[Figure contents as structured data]
^^^^^^^^^^^^^^^^

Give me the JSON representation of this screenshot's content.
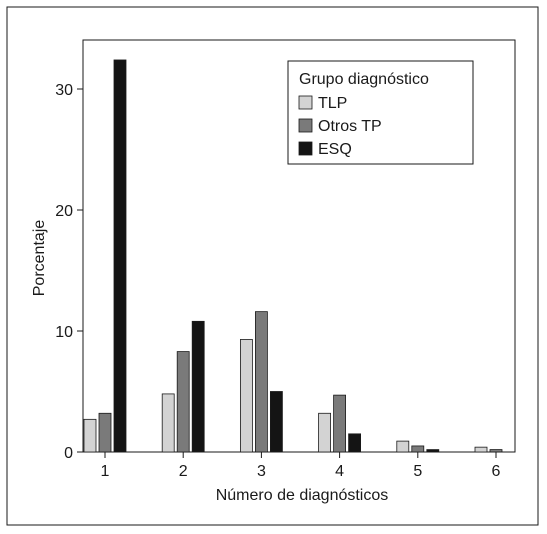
{
  "chart_data": {
    "type": "bar",
    "xlabel": "Número de diagnósticos",
    "ylabel": "Porcentaje",
    "categories": [
      "1",
      "2",
      "3",
      "4",
      "5",
      "6"
    ],
    "ylim": [
      0,
      34.5
    ],
    "yticks": [
      0,
      10,
      20,
      30
    ],
    "legend_title": "Grupo diagnóstico",
    "legend_position": "top-right",
    "grid": false,
    "series": [
      {
        "name": "TLP",
        "color": "#d3d3d3",
        "values": [
          2.7,
          4.8,
          9.3,
          3.2,
          0.9,
          0.4
        ]
      },
      {
        "name": "Otros TP",
        "color": "#7a7a7a",
        "values": [
          3.2,
          8.3,
          11.6,
          4.7,
          0.5,
          0.2
        ]
      },
      {
        "name": "ESQ",
        "color": "#141414",
        "values": [
          32.4,
          10.8,
          5.0,
          1.5,
          0.2,
          0.0
        ]
      }
    ]
  }
}
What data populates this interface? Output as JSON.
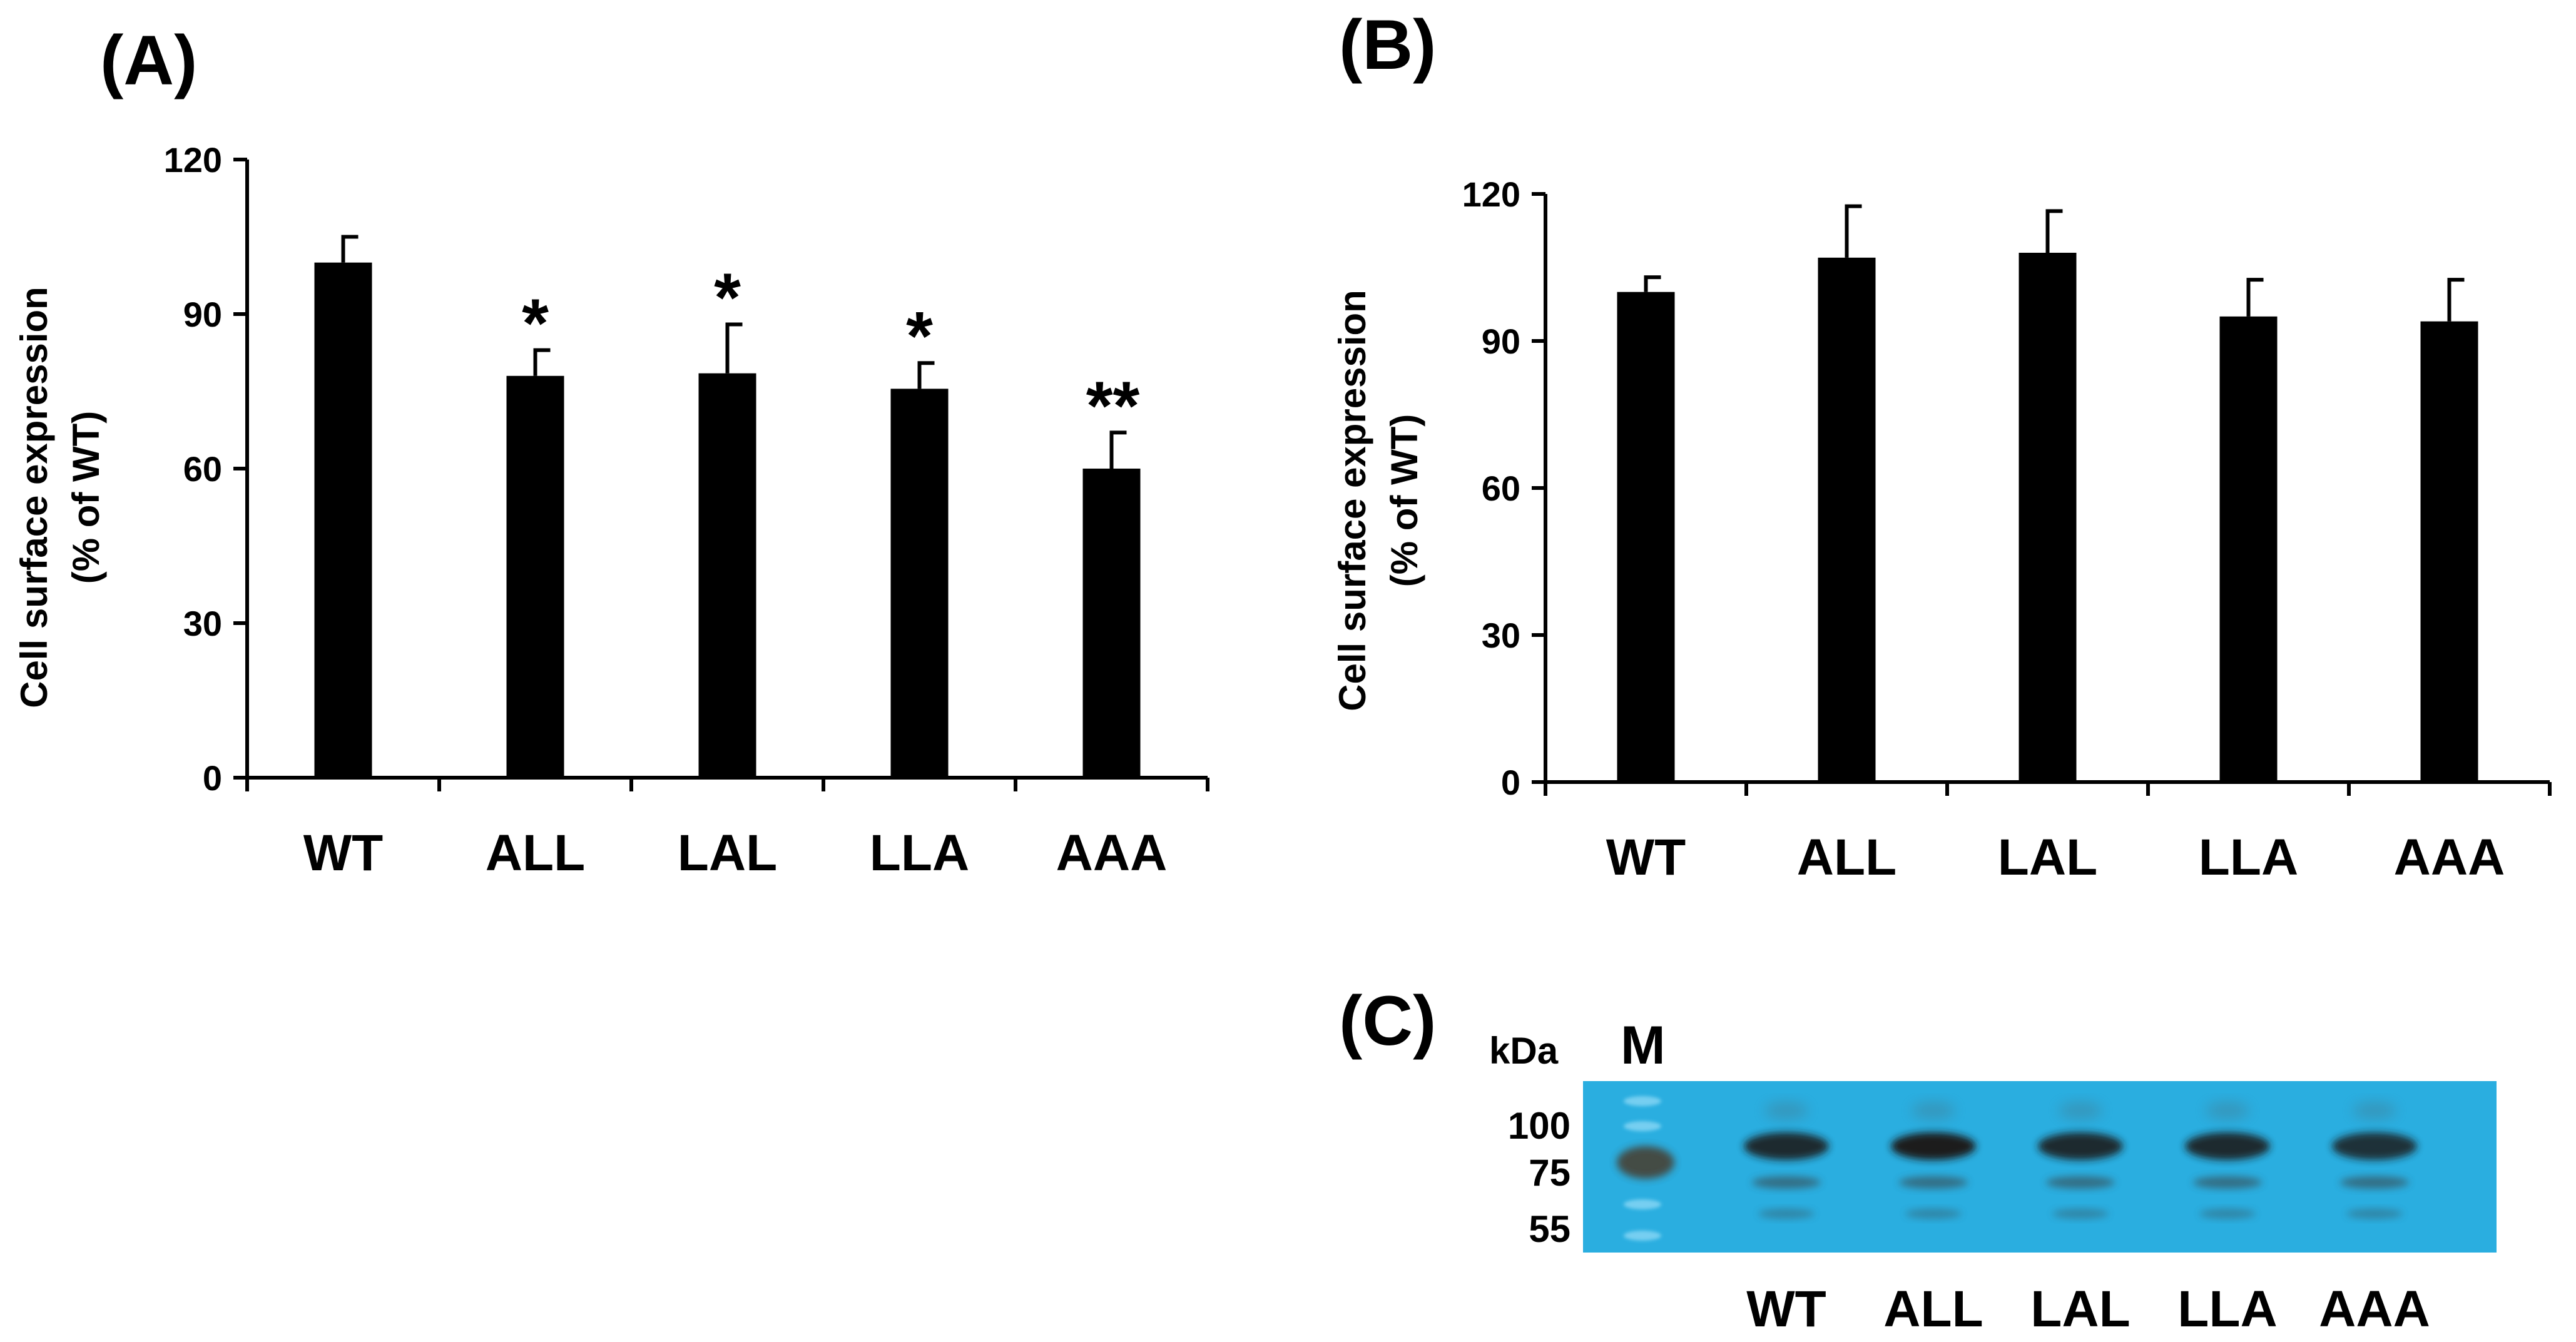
{
  "chart_data": [
    {
      "panel": "(A)",
      "type": "bar",
      "categories": [
        "WT",
        "ALL",
        "LAL",
        "LLA",
        "AAA"
      ],
      "values": [
        100,
        78,
        78.5,
        75.5,
        60
      ],
      "errors": [
        5,
        5,
        9.5,
        5,
        7
      ],
      "significance": [
        "",
        "*",
        "*",
        "*",
        "**"
      ],
      "ylabel_line1": "Cell surface expression",
      "ylabel_line2": "(% of WT)",
      "ylim": [
        0,
        120
      ],
      "yticks": [
        "0",
        "30",
        "60",
        "90",
        "120"
      ],
      "bar_color": "#000000",
      "grid": false
    },
    {
      "panel": "(B)",
      "type": "bar",
      "categories": [
        "WT",
        "ALL",
        "LAL",
        "LLA",
        "AAA"
      ],
      "values": [
        100,
        107,
        108,
        95,
        94
      ],
      "errors": [
        3,
        10.5,
        8.5,
        7.5,
        8.5
      ],
      "significance": [
        "",
        "",
        "",
        "",
        ""
      ],
      "ylabel_line1": "Cell surface expression",
      "ylabel_line2": "(% of WT)",
      "ylim": [
        0,
        120
      ],
      "yticks": [
        "0",
        "30",
        "60",
        "90",
        "120"
      ],
      "bar_color": "#000000",
      "grid": false
    }
  ],
  "blot": {
    "panel": "(C)",
    "unit": "kDa",
    "marker": "M",
    "marker_sizes": [
      "100",
      "75",
      "55"
    ],
    "lanes": [
      "WT",
      "ALL",
      "LAL",
      "LLA",
      "AAA"
    ],
    "background_color": "#2aaee0"
  }
}
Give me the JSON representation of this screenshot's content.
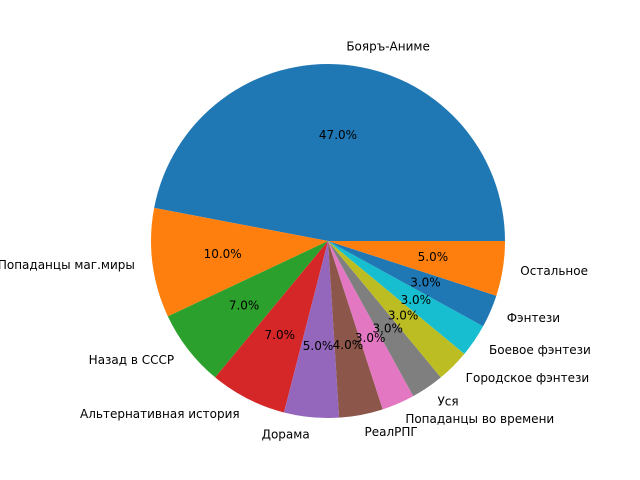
{
  "chart_data": {
    "type": "pie",
    "title": "",
    "start_angle_deg": 0,
    "direction": "counterclockwise",
    "slices": [
      {
        "label": "Бояръ-Аниме",
        "value": 47.0,
        "pct_label": "47.0%",
        "color": "#1f77b4"
      },
      {
        "label": "Попаданцы маг.миры",
        "value": 10.0,
        "pct_label": "10.0%",
        "color": "#ff7f0e"
      },
      {
        "label": "Назад в СССР",
        "value": 7.0,
        "pct_label": "7.0%",
        "color": "#2ca02c"
      },
      {
        "label": "Альтернативная история",
        "value": 7.0,
        "pct_label": "7.0%",
        "color": "#d62728"
      },
      {
        "label": "Дорама",
        "value": 5.0,
        "pct_label": "5.0%",
        "color": "#9467bd"
      },
      {
        "label": "РеалРПГ",
        "value": 4.0,
        "pct_label": "4.0%",
        "color": "#8c564b"
      },
      {
        "label": "Попаданцы во времени",
        "value": 3.0,
        "pct_label": "3.0%",
        "color": "#e377c2"
      },
      {
        "label": "Уся",
        "value": 3.0,
        "pct_label": "3.0%",
        "color": "#7f7f7f"
      },
      {
        "label": "Городское фэнтези",
        "value": 3.0,
        "pct_label": "3.0%",
        "color": "#bcbd22"
      },
      {
        "label": "Боевое фэнтези",
        "value": 3.0,
        "pct_label": "3.0%",
        "color": "#17becf"
      },
      {
        "label": "Фэнтези",
        "value": 3.0,
        "pct_label": "3.0%",
        "color": "#1f77b4"
      },
      {
        "label": "Остальное",
        "value": 5.0,
        "pct_label": "5.0%",
        "color": "#ff7f0e"
      }
    ]
  }
}
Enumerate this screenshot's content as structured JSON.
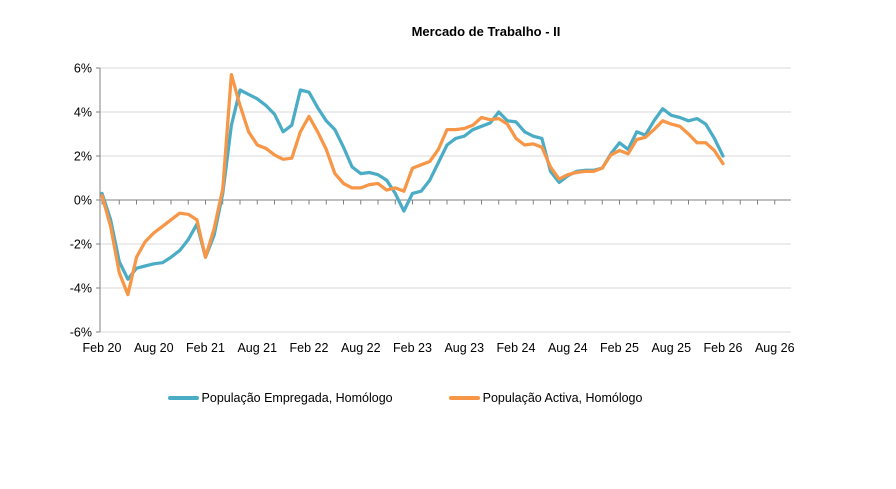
{
  "title": "Mercado de Trabalho - II",
  "chart_data": {
    "type": "line",
    "title": "Mercado de Trabalho - II",
    "xlabel": "",
    "ylabel": "",
    "ylim": [
      -6,
      6
    ],
    "y_tick_values": [
      6,
      4,
      2,
      0,
      -2,
      -4,
      -6
    ],
    "y_tick_labels": [
      "6%",
      "4%",
      "2%",
      "0%",
      "-2%",
      "-4%",
      "-6%"
    ],
    "x_tick_labels": [
      "Feb 20",
      "Aug 20",
      "Feb 21",
      "Aug 21",
      "Feb 22",
      "Aug 22",
      "Feb 23",
      "Aug 23",
      "Feb 24",
      "Aug 24",
      "Feb 25",
      "Aug 25",
      "Feb 26",
      "Aug 26"
    ],
    "grid": true,
    "gridline_color": "#d9d9d9",
    "axis_color": "#808080",
    "legend_position": "bottom",
    "months": [
      "Feb 20",
      "Mar 20",
      "Apr 20",
      "May 20",
      "Jun 20",
      "Jul 20",
      "Aug 20",
      "Sep 20",
      "Oct 20",
      "Nov 20",
      "Dec 20",
      "Jan 21",
      "Feb 21",
      "Mar 21",
      "Apr 21",
      "May 21",
      "Jun 21",
      "Jul 21",
      "Aug 21",
      "Sep 21",
      "Oct 21",
      "Nov 21",
      "Dec 21",
      "Jan 22",
      "Feb 22",
      "Mar 22",
      "Apr 22",
      "May 22",
      "Jun 22",
      "Jul 22",
      "Aug 22",
      "Sep 22",
      "Oct 22",
      "Nov 22",
      "Dec 22",
      "Jan 23",
      "Feb 23",
      "Mar 23",
      "Apr 23",
      "May 23",
      "Jun 23",
      "Jul 23",
      "Aug 23",
      "Sep 23",
      "Oct 23",
      "Nov 23",
      "Dec 23",
      "Jan 24",
      "Feb 24",
      "Mar 24",
      "Apr 24",
      "May 24",
      "Jun 24",
      "Jul 24",
      "Aug 24",
      "Sep 24",
      "Oct 24",
      "Nov 24",
      "Dec 24",
      "Jan 25",
      "Feb 25",
      "Mar 25",
      "Apr 25",
      "May 25",
      "Jun 25",
      "Jul 25",
      "Aug 25",
      "Sep 25",
      "Oct 25",
      "Nov 25",
      "Dec 25",
      "Jan 26",
      "Feb 26"
    ],
    "series": [
      {
        "name": "População Empregada, Homólogo",
        "color": "#4BACC6",
        "values": [
          0.3,
          -0.9,
          -2.8,
          -3.6,
          -3.1,
          -3.0,
          -2.9,
          -2.85,
          -2.6,
          -2.3,
          -1.8,
          -1.1,
          -2.6,
          -1.6,
          0.3,
          3.4,
          5.0,
          4.8,
          4.6,
          4.3,
          3.9,
          3.1,
          3.4,
          5.0,
          4.9,
          4.2,
          3.6,
          3.2,
          2.4,
          1.5,
          1.2,
          1.25,
          1.15,
          0.9,
          0.3,
          -0.5,
          0.3,
          0.4,
          0.9,
          1.7,
          2.5,
          2.8,
          2.9,
          3.2,
          3.35,
          3.5,
          4.0,
          3.6,
          3.55,
          3.1,
          2.9,
          2.8,
          1.3,
          0.8,
          1.1,
          1.3,
          1.35,
          1.35,
          1.45,
          2.1,
          2.6,
          2.3,
          3.1,
          2.95,
          3.6,
          4.15,
          3.85,
          3.75,
          3.6,
          3.7,
          3.45,
          2.8,
          2.0
        ]
      },
      {
        "name": "População Activa, Homólogo",
        "color": "#F79646",
        "values": [
          0.2,
          -1.2,
          -3.3,
          -4.3,
          -2.6,
          -1.9,
          -1.5,
          -1.2,
          -0.9,
          -0.6,
          -0.65,
          -0.9,
          -2.6,
          -1.3,
          0.5,
          5.7,
          4.3,
          3.1,
          2.5,
          2.35,
          2.05,
          1.85,
          1.9,
          3.1,
          3.8,
          3.1,
          2.3,
          1.2,
          0.75,
          0.55,
          0.55,
          0.7,
          0.75,
          0.45,
          0.55,
          0.4,
          1.45,
          1.6,
          1.75,
          2.3,
          3.2,
          3.2,
          3.25,
          3.4,
          3.75,
          3.65,
          3.7,
          3.45,
          2.8,
          2.5,
          2.55,
          2.4,
          1.5,
          0.95,
          1.15,
          1.25,
          1.3,
          1.3,
          1.45,
          2.05,
          2.25,
          2.1,
          2.75,
          2.85,
          3.2,
          3.6,
          3.45,
          3.35,
          3.0,
          2.6,
          2.6,
          2.25,
          1.65
        ]
      }
    ]
  },
  "legend": {
    "items": [
      {
        "label": "População Empregada, Homólogo",
        "color": "#4BACC6"
      },
      {
        "label": "População Activa, Homólogo",
        "color": "#F79646"
      }
    ]
  }
}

^^^^^^^^^^^^^^^^

Find "this". Copy every line it occurs in.

Give me the JSON representation of this screenshot's content.
What data populates this interface? Output as JSON.
Give me the JSON representation of this screenshot's content.
Enumerate this screenshot's content as structured JSON.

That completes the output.